━━━━━ TEXT SEGMENT

Books of morality are daily written, yet its influence is still little in the world; so the ground is annually ploughed, and yet multitudes are in want of bread. But, surely, neither the labours of the moralist nor of the husbandman are vain: let them for a while neglect their tasks and their usefulness will be known; the wickedness that is now frequent would become universal, the bread that is now scarce would wholly fail.--S. JOHNSON. _Adventurer_, 137.

THE SECRET INFLUENCE OF BOOKS

Books have always a secret influence on the understanding: we cannot at pleasure obliterate ideas; he that reads books of science, though without any fixed desire of improvement, will grow more knowing; he that entertains himself with moral or religious treatises will imperceptibly advance in goodness; the ideas which are often offered to the mind will at last find a lucky moment when it is disposed to receive them.--S. JOHNSON. _Adventurer_, 137.

DEAD COUNSELLORS ARE SAFEST

It was the maxim, I think, of Alphonsus of Aragon that _dead counsellors are safest_. The grave puts an end to flattery and artifice, and the information that we receive from books is pure from interest, fear, or ambition. Dead counsellors are likewise most instructive, because they are heard with patience and with reverence. We are not unwilling to believe that man wiser than ourselves from whose abilities we may receive advantage without any danger of rivalry or opposition, and who affords us the light of his experience without hurting our eyes by flashes of insolence.--S. JOHNSON. _Rambler_, 87.

THE REAL WORKING EFFECTIVE CHURCH

But to the Church itself, as I hinted already, all is changed, in its preaching, in its working, by the introduction of Books. The Church is the working recognized Union of our Priests or Prophets, of those who by wise teaching guide the souls of men. While there was no Writing, even while there was no Easy-writing, or _Printing_, the preaching of the voice was the natural sole method of performing this. But now with Books!--He that can write a true Book, to persuade England, is not he the Bishop and Archbishop, the Primate of England and of all England? I many a time say, the writers of Newspapers, Pamphlets, Poems, Books, these _are_ the real working effective Church of a modern country. Nay, not only our preaching, but even our worship, is not it too accomplished by means of Printed Books?... Fragments of a real 'Church Liturgy' and 'Body of Homilies', strangely disguised from the common eye, are to be found weltering in that huge froth-ocean of Printed Speech we loosely call Literature! Books are our Church too.

━━━━━━━━━━
━━━━━ DATASET EXTRACT

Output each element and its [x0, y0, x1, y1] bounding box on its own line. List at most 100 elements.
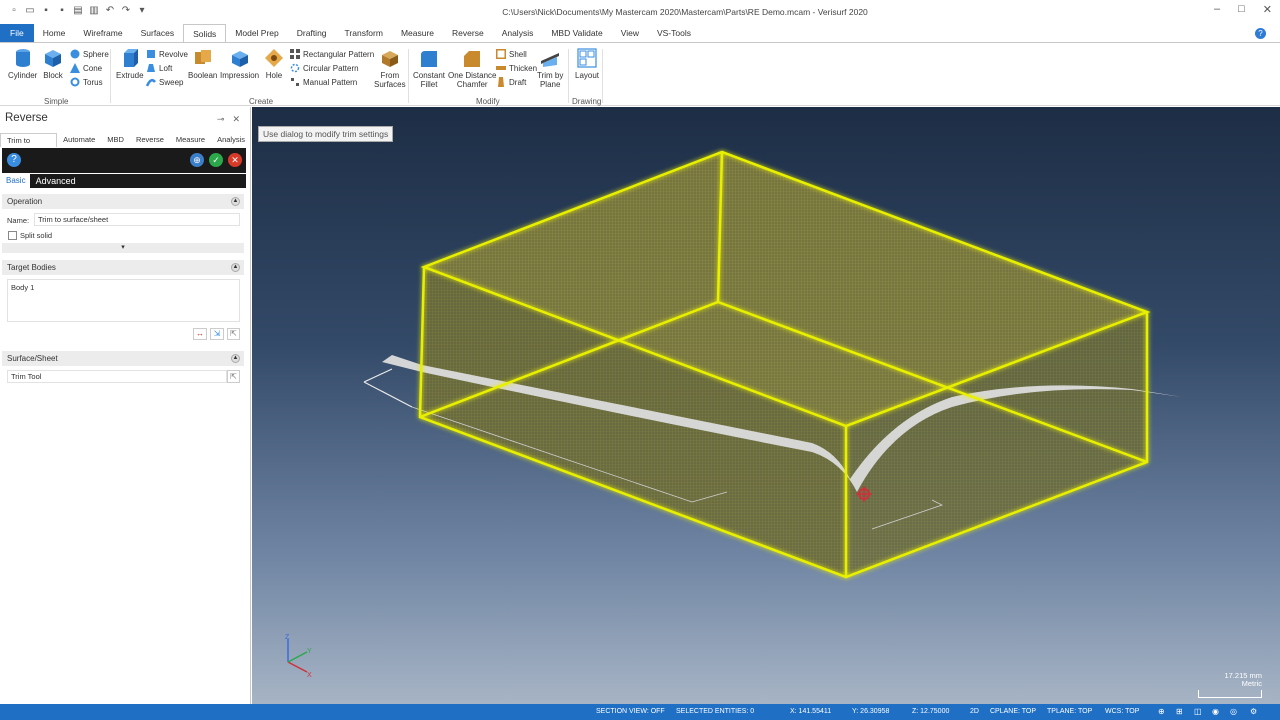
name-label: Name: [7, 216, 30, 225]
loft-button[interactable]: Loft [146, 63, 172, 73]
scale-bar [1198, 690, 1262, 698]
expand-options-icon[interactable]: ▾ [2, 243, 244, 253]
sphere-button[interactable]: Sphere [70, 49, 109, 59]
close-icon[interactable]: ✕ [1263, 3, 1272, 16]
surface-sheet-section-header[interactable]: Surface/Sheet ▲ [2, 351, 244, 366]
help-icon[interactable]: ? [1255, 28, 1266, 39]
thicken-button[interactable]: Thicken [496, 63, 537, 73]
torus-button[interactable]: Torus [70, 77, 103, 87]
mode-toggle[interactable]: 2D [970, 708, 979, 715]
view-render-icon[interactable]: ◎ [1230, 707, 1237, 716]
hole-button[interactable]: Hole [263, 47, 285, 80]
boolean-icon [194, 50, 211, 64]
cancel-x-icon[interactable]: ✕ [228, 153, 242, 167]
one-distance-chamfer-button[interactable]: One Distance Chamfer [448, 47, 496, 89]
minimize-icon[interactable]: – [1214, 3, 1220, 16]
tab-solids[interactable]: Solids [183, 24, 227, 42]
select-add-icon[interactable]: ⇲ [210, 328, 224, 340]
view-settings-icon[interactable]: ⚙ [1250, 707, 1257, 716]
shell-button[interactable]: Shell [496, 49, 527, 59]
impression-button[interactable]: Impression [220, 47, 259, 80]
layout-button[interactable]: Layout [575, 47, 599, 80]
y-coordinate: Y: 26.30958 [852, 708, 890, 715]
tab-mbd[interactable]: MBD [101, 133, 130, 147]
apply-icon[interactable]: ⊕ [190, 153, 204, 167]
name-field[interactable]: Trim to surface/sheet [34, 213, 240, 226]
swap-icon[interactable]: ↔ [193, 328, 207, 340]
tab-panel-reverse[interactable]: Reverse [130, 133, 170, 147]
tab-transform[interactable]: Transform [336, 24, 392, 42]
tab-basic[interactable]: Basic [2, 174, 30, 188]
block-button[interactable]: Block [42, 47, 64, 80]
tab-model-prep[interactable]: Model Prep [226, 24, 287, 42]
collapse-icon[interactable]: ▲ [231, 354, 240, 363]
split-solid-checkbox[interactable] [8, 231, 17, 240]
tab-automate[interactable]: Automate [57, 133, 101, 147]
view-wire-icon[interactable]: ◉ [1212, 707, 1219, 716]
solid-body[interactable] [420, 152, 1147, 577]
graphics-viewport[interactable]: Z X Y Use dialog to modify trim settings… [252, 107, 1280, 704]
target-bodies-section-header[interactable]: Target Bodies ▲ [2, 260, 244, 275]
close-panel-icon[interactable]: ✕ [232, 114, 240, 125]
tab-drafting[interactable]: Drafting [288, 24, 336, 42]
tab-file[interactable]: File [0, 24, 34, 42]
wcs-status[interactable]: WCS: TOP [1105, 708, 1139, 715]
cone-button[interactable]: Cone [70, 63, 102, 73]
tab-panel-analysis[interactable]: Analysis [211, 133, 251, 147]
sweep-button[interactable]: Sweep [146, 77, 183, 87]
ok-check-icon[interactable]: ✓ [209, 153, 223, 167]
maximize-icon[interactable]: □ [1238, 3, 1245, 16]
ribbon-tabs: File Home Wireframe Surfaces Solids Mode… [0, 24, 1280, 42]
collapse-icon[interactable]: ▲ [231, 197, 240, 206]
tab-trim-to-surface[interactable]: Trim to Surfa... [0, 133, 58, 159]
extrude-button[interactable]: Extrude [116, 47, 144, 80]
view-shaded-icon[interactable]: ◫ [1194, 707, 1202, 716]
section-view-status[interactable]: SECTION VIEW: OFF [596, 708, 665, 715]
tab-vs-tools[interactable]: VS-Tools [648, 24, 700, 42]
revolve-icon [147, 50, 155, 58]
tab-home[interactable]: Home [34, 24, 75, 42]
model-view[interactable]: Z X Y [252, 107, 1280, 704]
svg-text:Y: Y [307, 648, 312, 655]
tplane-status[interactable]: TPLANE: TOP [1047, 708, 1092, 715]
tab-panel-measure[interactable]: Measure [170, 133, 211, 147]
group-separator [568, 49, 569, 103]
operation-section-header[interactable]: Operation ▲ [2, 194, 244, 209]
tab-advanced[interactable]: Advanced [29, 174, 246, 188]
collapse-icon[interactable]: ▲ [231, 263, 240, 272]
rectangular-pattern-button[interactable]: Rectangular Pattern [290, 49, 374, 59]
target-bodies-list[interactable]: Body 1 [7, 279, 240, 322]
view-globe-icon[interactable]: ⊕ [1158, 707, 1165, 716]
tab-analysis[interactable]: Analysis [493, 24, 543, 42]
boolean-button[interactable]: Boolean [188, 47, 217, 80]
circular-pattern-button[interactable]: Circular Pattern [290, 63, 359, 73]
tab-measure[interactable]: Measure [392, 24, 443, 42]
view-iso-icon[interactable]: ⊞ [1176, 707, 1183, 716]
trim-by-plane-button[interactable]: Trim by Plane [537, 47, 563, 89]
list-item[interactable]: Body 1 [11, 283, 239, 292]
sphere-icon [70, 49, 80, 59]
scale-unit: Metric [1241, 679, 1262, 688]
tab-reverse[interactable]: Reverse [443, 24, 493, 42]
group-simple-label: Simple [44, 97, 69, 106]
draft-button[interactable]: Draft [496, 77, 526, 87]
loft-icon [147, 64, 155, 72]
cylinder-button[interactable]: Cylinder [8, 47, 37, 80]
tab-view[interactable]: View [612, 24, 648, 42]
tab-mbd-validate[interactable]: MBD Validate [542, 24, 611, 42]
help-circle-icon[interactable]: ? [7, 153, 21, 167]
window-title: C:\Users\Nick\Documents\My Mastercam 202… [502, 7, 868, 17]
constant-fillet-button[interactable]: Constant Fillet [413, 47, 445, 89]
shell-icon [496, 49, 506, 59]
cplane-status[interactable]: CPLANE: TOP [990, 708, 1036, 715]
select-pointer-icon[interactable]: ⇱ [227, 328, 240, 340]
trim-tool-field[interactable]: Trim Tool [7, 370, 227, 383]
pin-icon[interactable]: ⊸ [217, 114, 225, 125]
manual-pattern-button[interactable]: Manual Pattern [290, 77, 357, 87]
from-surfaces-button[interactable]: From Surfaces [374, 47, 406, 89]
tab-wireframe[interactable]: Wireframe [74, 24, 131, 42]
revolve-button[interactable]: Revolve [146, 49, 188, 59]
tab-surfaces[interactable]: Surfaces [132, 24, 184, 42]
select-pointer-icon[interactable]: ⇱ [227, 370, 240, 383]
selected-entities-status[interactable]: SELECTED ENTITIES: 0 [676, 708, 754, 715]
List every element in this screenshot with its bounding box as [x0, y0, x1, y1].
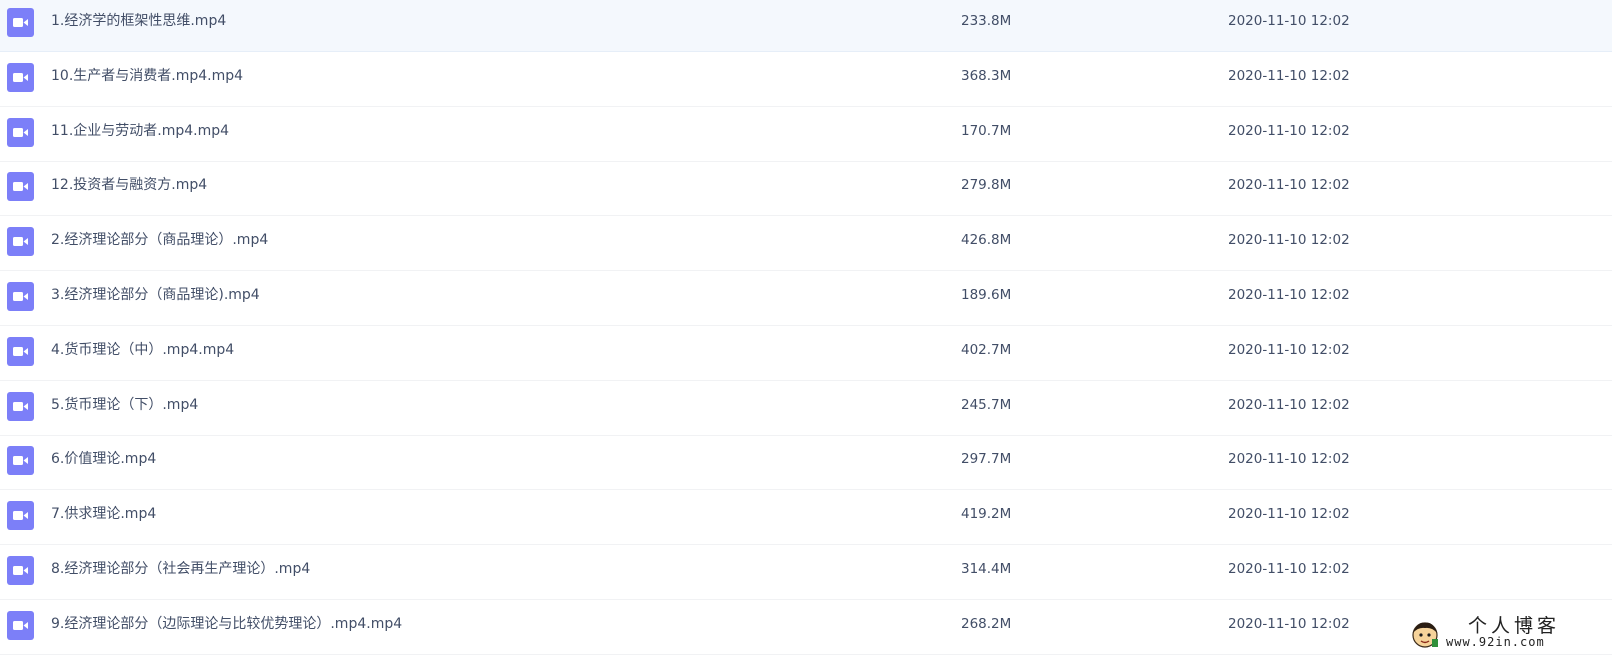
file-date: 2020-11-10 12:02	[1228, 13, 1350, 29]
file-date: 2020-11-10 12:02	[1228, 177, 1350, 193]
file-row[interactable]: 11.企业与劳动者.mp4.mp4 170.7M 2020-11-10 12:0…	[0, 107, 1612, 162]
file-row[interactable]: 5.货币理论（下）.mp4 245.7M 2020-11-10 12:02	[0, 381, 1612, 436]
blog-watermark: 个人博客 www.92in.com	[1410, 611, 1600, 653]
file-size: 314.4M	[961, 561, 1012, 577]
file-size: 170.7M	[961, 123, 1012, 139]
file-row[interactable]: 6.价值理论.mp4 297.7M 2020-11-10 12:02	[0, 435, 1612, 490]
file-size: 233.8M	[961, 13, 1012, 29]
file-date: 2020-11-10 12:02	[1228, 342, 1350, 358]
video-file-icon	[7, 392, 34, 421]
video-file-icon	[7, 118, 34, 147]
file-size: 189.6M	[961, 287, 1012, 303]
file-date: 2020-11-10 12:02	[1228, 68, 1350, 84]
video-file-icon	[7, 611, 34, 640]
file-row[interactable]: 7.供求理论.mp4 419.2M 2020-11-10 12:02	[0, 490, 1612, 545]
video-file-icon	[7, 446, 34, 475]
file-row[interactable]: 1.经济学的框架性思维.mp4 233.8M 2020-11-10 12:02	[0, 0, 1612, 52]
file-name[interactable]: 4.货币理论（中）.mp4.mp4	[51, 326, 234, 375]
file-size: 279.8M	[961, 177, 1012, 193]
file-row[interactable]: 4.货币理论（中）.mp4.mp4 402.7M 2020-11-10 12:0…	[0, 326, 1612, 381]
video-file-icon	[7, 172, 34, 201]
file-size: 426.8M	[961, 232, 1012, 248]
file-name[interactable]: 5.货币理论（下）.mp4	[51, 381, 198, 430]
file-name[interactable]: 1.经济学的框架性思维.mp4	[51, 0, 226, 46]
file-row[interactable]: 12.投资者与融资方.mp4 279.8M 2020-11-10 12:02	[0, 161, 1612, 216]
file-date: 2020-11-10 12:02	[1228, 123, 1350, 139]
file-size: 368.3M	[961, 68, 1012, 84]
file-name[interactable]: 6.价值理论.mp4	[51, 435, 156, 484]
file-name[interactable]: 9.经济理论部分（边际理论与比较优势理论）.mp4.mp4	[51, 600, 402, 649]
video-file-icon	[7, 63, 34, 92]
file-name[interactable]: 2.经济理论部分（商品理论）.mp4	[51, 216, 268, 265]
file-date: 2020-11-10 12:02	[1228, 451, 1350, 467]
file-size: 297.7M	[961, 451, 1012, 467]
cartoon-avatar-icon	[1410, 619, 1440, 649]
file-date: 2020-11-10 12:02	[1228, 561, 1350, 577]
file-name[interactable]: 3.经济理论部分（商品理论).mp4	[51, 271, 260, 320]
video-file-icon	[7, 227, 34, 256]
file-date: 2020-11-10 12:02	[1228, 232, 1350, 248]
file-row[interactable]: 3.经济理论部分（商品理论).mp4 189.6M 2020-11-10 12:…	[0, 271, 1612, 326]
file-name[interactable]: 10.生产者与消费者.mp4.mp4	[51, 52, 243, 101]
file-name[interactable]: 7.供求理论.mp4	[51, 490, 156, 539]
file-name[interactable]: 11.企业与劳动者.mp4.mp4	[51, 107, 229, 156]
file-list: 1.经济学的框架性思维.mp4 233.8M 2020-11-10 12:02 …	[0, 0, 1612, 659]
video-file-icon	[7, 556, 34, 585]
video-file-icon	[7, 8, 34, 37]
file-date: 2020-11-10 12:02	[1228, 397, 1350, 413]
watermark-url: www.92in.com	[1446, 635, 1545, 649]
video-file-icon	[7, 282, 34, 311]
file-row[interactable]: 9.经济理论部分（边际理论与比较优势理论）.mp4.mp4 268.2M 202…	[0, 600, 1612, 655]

━━━━━━━━━━

Reproduce the passages on the influence of books word for word, from the opening sentence through the final one.

Books of morality are daily written, yet its influence is still little in the world; so the ground is annually ploughed, and yet multitudes are in want of bread. But, surely, neither the labours of the moralist nor of the husbandman are vain: let them for a while neglect their tasks and their usefulness will be known; the wickedness that is now frequent would become universal, the bread that is now scarce would wholly fail.--S. JOHNSON. _Adventurer_, 137.

THE SECRET INFLUENCE OF BOOKS

Books have always a secret influence on the understanding: we cannot at pleasure obliterate ideas; he that reads books of science, though without any fixed desire of improvement, will grow more knowing; he that entertains himself with moral or religious treatises will imperceptibly advance in goodness; the ideas which are often offered to the mind will at last find a lucky moment when it is disposed to receive them.--S. JOHNSON. _Adventurer_, 137.

DEAD COUNSELLORS ARE SAFEST

It was the maxim, I think, of Alphonsus of Aragon that _dead counsellors are safest_. The grave puts an end to flattery and artifice, and the information that we receive from books is pure from interest, fear, or ambition. Dead counsellors are likewise most instructive, because they are heard with patience and with reverence. We are not unwilling to believe that man wiser than ourselves from whose abilities we may receive advantage without any danger of rivalry or opposition, and who affords us the light of his experience without hurting our eyes by flashes of insolence.--S. JOHNSON. _Rambler_, 87.

THE REAL WORKING EFFECTIVE CHURCH

But to the Church itself, as I hinted already, all is changed, in its preaching, in its working, by the introduction of Books. The Church is the working recognized Union of our Priests or Prophets, of those who by wise teaching guide the souls of men. While there was no Writing, even while there was no Easy-writing, or _Printing_, the preaching of the voice was the natural sole method of performing this. But now with Books!--He that can write a true Book, to persuade England, is not he the Bishop and Archbishop, the Primate of England and of all England? I many a time say, the writers of Newspapers, Pamphlets, Poems, Books, these _are_ the real working effective Church of a modern country. Nay, not only our preaching, but even our worship, is not it too accomplished by means of Printed Books?... Fragments of a real 'Church Liturgy' and 'Body of Homilies', strangely disguised from the common eye, are to be found weltering in that huge froth-ocean of Printed Speech we loosely call Literature! Books are our Church too.